EXTRACTED MATERIAL:
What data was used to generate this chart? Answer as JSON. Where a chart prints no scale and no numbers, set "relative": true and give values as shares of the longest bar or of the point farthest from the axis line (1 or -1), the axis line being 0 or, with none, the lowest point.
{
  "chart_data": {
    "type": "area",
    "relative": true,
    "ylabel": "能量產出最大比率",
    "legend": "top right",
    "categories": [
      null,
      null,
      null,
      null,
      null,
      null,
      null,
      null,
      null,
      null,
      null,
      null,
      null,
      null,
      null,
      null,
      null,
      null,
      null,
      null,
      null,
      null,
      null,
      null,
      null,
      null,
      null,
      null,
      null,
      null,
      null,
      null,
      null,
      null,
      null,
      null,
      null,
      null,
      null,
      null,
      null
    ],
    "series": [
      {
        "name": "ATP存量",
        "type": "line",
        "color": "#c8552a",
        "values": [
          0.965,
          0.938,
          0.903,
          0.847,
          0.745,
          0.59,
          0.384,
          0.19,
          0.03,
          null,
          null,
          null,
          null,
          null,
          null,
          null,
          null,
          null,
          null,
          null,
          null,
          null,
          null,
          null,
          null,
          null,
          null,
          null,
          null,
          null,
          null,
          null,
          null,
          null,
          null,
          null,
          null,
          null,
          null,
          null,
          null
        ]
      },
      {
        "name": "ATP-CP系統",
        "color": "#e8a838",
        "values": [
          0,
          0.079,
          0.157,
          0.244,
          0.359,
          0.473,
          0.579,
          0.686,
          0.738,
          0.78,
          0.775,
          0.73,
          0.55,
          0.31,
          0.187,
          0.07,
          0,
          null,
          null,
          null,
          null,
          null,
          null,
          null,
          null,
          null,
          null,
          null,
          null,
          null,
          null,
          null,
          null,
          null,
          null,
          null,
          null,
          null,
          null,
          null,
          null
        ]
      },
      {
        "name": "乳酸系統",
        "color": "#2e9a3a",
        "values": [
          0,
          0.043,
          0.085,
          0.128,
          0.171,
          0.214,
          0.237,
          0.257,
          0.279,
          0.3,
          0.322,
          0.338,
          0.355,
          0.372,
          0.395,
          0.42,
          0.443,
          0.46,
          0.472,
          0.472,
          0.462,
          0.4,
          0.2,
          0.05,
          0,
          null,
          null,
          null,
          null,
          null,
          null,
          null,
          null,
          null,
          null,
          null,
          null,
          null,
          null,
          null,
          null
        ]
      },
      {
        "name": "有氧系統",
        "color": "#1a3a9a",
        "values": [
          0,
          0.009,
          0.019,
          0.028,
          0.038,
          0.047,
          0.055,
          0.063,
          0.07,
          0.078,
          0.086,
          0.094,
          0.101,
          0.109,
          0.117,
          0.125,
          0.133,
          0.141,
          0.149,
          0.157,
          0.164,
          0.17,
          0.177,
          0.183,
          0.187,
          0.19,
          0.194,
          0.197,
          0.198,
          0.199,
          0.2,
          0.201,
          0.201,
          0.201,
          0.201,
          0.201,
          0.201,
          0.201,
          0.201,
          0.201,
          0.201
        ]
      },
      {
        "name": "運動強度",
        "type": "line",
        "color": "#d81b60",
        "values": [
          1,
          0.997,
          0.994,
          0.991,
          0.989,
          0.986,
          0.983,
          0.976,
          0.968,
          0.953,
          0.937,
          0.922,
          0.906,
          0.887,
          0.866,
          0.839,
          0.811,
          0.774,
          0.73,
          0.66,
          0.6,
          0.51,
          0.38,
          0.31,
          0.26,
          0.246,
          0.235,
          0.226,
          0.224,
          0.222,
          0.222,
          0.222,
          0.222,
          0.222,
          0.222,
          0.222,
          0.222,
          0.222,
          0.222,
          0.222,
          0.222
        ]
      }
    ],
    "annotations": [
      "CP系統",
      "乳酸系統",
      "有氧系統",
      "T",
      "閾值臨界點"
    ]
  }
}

WHAT IS BEING ASKED: Return all the data exactly as given.

OUTPUT:
What data was used to generate this chart? Answer as JSON. Where a chart prints no scale and no numbers, set "relative": true and give values as shares of the longest bar or of the point farthest from the axis line (1 or -1), the axis line being 0 or, with none, the lowest point.
{
  "chart_data": {
    "type": "area",
    "relative": true,
    "ylabel": "能量產出最大比率",
    "legend": "top right",
    "categories": [
      null,
      null,
      null,
      null,
      null,
      null,
      null,
      null,
      null,
      null,
      null,
      null,
      null,
      null,
      null,
      null,
      null,
      null,
      null,
      null,
      null,
      null,
      null,
      null,
      null,
      null,
      null,
      null,
      null,
      null,
      null,
      null,
      null,
      null,
      null,
      null,
      null,
      null,
      null,
      null,
      null
    ],
    "series": [
      {
        "name": "ATP存量",
        "type": "line",
        "color": "#c8552a",
        "values": [
          0.965,
          0.938,
          0.903,
          0.847,
          0.745,
          0.59,
          0.384,
          0.19,
          0.03,
          null,
          null,
          null,
          null,
          null,
          null,
          null,
          null,
          null,
          null,
          null,
          null,
          null,
          null,
          null,
          null,
          null,
          null,
          null,
          null,
          null,
          null,
          null,
          null,
          null,
          null,
          null,
          null,
          null,
          null,
          null,
          null
        ]
      },
      {
        "name": "ATP-CP系統",
        "color": "#e8a838",
        "values": [
          0,
          0.079,
          0.157,
          0.244,
          0.359,
          0.473,
          0.579,
          0.686,
          0.738,
          0.78,
          0.775,
          0.73,
          0.55,
          0.31,
          0.187,
          0.07,
          0,
          null,
          null,
          null,
          null,
          null,
          null,
          null,
          null,
          null,
          null,
          null,
          null,
          null,
          null,
          null,
          null,
          null,
          null,
          null,
          null,
          null,
          null,
          null,
          null
        ]
      },
      {
        "name": "乳酸系統",
        "color": "#2e9a3a",
        "values": [
          0,
          0.043,
          0.085,
          0.128,
          0.171,
          0.214,
          0.237,
          0.257,
          0.279,
          0.3,
          0.322,
          0.338,
          0.355,
          0.372,
          0.395,
          0.42,
          0.443,
          0.46,
          0.472,
          0.472,
          0.462,
          0.4,
          0.2,
          0.05,
          0,
          null,
          null,
          null,
          null,
          null,
          null,
          null,
          null,
          null,
          null,
          null,
          null,
          null,
          null,
          null,
          null
        ]
      },
      {
        "name": "有氧系統",
        "color": "#1a3a9a",
        "values": [
          0,
          0.009,
          0.019,
          0.028,
          0.038,
          0.047,
          0.055,
          0.063,
          0.07,
          0.078,
          0.086,
          0.094,
          0.101,
          0.109,
          0.117,
          0.125,
          0.133,
          0.141,
          0.149,
          0.157,
          0.164,
          0.17,
          0.177,
          0.183,
          0.187,
          0.19,
          0.194,
          0.197,
          0.198,
          0.199,
          0.2,
          0.201,
          0.201,
          0.201,
          0.201,
          0.201,
          0.201,
          0.201,
          0.201,
          0.201,
          0.201
        ]
      },
      {
        "name": "運動強度",
        "type": "line",
        "color": "#d81b60",
        "values": [
          1,
          0.997,
          0.994,
          0.991,
          0.989,
          0.986,
          0.983,
          0.976,
          0.968,
          0.953,
          0.937,
          0.922,
          0.906,
          0.887,
          0.866,
          0.839,
          0.811,
          0.774,
          0.73,
          0.66,
          0.6,
          0.51,
          0.38,
          0.31,
          0.26,
          0.246,
          0.235,
          0.226,
          0.224,
          0.222,
          0.222,
          0.222,
          0.222,
          0.222,
          0.222,
          0.222,
          0.222,
          0.222,
          0.222,
          0.222,
          0.222
        ]
      }
    ],
    "annotations": [
      "CP系統",
      "乳酸系統",
      "有氧系統",
      "T",
      "閾值臨界點"
    ]
  }
}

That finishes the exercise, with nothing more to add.